Required work: Quote the records that follow in full and exactly; leave out the pictures.

'''

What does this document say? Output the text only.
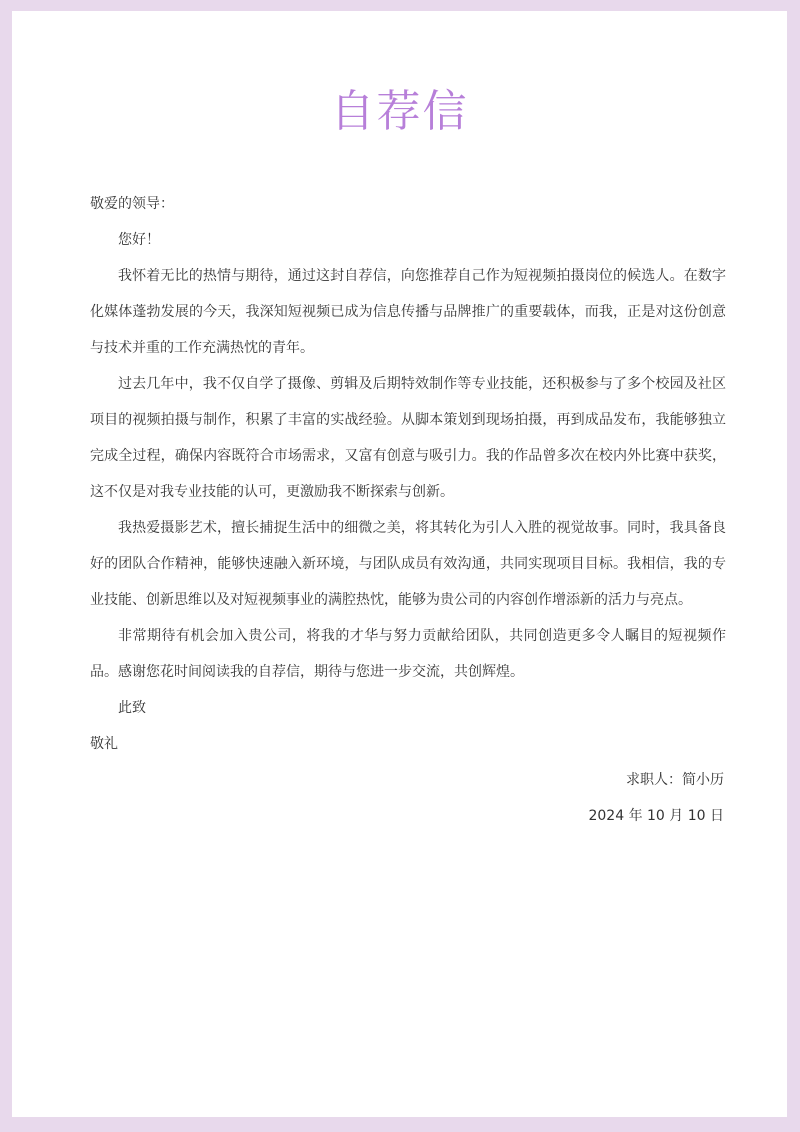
自荐信

敬爱的领导：

您好！

我怀着无比的热情与期待，通过这封自荐信，向您推荐自己作为短视频拍摄岗位的候选人。在数字化媒体蓬勃发展的今天，我深知短视频已成为信息传播与品牌推广的重要载体，而我，正是对这份创意与技术并重的工作充满热忱的青年。

过去几年中，我不仅自学了摄像、剪辑及后期特效制作等专业技能，还积极参与了多个校园及社区项目的视频拍摄与制作，积累了丰富的实战经验。从脚本策划到现场拍摄，再到成品发布，我能够独立完成全过程，确保内容既符合市场需求，又富有创意与吸引力。我的作品曾多次在校内外比赛中获奖，这不仅是对我专业技能的认可，更激励我不断探索与创新。

我热爱摄影艺术，擅长捕捉生活中的细微之美，将其转化为引人入胜的视觉故事。同时，我具备良好的团队合作精神，能够快速融入新环境，与团队成员有效沟通，共同实现项目目标。我相信，我的专业技能、创新思维以及对短视频事业的满腔热忱，能够为贵公司的内容创作增添新的活力与亮点。

非常期待有机会加入贵公司，将我的才华与努力贡献给团队，共同创造更多令人瞩目的短视频作品。感谢您花时间阅读我的自荐信，期待与您进一步交流，共创辉煌。

此致

敬礼

求职人：简小历

2024 年 10 月 10 日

'''

Answer to the problem:
What does this document say? Output the text only.
自荐信

敬爱的领导：

您好！

我怀着无比的热情与期待，通过这封自荐信，向您推荐自己作为短视频拍摄岗位的候选人。在数字化媒体蓬勃发展的今天，我深知短视频已成为信息传播与品牌推广的重要载体，而我，正是对这份创意与技术并重的工作充满热忱的青年。

过去几年中，我不仅自学了摄像、剪辑及后期特效制作等专业技能，还积极参与了多个校园及社区项目的视频拍摄与制作，积累了丰富的实战经验。从脚本策划到现场拍摄，再到成品发布，我能够独立完成全过程，确保内容既符合市场需求，又富有创意与吸引力。我的作品曾多次在校内外比赛中获奖，这不仅是对我专业技能的认可，更激励我不断探索与创新。

我热爱摄影艺术，擅长捕捉生活中的细微之美，将其转化为引人入胜的视觉故事。同时，我具备良好的团队合作精神，能够快速融入新环境，与团队成员有效沟通，共同实现项目目标。我相信，我的专业技能、创新思维以及对短视频事业的满腔热忱，能够为贵公司的内容创作增添新的活力与亮点。

非常期待有机会加入贵公司，将我的才华与努力贡献给团队，共同创造更多令人瞩目的短视频作品。感谢您花时间阅读我的自荐信，期待与您进一步交流，共创辉煌。

此致

敬礼

求职人：简小历

2024 年 10 月 10 日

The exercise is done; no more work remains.